* start INFORMATION SUPPLIED *

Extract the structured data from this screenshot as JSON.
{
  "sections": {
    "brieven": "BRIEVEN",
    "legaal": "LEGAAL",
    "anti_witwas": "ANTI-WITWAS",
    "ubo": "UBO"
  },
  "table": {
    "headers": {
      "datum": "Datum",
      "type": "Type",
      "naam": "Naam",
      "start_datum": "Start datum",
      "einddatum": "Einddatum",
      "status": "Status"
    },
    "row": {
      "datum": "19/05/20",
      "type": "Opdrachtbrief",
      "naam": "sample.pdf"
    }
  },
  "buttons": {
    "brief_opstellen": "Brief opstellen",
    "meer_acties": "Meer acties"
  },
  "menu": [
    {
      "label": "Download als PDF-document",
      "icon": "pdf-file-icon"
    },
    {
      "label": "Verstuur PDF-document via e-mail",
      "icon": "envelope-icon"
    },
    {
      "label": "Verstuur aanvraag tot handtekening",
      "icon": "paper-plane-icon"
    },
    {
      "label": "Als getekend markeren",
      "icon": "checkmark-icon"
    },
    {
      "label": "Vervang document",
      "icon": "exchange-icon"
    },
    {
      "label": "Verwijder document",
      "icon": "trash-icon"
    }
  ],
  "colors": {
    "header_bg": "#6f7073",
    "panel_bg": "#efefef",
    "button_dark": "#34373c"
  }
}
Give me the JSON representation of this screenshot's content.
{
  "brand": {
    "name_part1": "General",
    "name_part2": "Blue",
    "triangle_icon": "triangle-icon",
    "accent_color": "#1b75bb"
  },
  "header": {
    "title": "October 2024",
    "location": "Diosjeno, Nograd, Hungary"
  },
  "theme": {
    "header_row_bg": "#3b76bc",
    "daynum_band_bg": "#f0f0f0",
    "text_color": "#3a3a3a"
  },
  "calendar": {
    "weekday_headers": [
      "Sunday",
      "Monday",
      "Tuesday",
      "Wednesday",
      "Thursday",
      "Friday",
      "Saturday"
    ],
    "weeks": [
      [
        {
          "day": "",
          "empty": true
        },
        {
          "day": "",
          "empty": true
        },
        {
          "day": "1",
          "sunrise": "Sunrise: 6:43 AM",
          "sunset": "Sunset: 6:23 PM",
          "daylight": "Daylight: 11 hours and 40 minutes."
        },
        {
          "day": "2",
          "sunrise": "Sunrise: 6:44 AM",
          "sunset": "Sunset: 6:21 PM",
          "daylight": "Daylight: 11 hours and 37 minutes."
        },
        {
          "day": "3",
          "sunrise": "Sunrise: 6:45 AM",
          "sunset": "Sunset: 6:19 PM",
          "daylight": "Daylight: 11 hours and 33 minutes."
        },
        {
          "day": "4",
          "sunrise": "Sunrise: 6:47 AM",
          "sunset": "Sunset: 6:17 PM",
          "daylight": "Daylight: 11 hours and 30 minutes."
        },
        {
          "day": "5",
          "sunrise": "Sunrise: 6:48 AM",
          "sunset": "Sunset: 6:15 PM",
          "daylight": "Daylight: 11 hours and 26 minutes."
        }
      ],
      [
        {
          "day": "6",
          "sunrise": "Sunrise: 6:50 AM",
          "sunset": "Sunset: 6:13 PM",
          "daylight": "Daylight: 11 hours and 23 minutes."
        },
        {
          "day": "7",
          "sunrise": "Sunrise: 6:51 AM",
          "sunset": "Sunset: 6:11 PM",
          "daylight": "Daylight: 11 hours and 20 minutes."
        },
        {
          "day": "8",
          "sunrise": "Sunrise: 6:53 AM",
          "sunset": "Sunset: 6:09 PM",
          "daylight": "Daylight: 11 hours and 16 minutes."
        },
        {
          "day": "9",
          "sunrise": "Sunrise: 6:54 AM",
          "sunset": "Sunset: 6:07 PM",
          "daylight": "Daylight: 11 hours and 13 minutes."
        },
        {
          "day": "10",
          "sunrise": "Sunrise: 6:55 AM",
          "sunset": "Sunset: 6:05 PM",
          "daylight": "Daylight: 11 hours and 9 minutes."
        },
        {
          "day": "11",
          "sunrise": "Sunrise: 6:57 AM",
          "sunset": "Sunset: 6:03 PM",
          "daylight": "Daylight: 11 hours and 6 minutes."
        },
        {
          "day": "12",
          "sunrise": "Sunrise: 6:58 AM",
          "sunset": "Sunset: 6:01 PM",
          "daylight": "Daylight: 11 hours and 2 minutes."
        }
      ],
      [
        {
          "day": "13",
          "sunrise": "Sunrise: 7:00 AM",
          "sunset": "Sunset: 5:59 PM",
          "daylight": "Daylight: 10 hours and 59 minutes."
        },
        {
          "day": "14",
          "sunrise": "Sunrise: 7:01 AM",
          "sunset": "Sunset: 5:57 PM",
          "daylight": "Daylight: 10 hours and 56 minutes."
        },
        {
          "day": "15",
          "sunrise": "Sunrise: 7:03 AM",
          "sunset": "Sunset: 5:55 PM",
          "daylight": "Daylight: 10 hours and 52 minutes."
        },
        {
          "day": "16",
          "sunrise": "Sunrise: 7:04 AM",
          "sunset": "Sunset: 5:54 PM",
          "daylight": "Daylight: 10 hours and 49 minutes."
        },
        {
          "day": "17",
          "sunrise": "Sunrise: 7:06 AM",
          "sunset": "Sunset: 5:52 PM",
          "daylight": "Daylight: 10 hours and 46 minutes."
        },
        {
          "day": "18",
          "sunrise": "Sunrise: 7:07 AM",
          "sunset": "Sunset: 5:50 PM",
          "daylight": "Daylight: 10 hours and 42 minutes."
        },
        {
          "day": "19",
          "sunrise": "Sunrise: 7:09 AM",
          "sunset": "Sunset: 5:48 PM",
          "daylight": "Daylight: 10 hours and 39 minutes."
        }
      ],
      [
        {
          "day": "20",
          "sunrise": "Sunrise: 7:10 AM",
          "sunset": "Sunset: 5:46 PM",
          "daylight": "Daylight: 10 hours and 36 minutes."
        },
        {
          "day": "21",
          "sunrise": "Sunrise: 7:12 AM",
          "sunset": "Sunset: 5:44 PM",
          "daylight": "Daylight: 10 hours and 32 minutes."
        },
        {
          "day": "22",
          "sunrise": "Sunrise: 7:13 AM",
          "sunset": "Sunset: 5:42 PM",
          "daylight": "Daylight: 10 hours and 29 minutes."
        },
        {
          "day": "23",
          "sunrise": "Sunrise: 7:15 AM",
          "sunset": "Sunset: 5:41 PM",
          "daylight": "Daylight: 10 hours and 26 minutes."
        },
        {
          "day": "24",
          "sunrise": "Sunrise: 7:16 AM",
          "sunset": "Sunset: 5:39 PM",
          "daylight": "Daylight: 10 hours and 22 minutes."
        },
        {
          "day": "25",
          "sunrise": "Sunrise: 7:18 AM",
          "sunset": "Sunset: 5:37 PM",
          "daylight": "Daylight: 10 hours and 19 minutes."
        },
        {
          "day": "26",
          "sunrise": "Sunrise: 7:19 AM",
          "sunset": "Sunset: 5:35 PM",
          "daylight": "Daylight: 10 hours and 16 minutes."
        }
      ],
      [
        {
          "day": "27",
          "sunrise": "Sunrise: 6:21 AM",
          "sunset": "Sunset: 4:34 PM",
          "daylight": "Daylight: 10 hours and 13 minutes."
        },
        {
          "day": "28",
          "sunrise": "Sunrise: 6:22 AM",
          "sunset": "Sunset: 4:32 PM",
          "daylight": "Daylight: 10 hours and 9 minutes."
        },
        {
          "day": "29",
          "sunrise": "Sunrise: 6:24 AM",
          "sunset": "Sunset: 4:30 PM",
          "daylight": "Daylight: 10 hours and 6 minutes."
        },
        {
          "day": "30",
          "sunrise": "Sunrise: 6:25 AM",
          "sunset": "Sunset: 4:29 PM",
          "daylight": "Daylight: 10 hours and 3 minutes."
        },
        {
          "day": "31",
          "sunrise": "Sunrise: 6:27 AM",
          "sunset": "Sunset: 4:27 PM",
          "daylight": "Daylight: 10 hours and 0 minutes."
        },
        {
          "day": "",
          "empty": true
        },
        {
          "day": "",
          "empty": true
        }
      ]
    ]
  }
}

* end INFORMATION SUPPLIED *

## TASK TO CARRY OUT
Extract, from the listing above, every line where the string "Verstuur" occurs.

## RESPONSE TO THIS EXERCISE
      "label": "Verstuur PDF-document via e-mail",
      "label": "Verstuur aanvraag tot handtekening",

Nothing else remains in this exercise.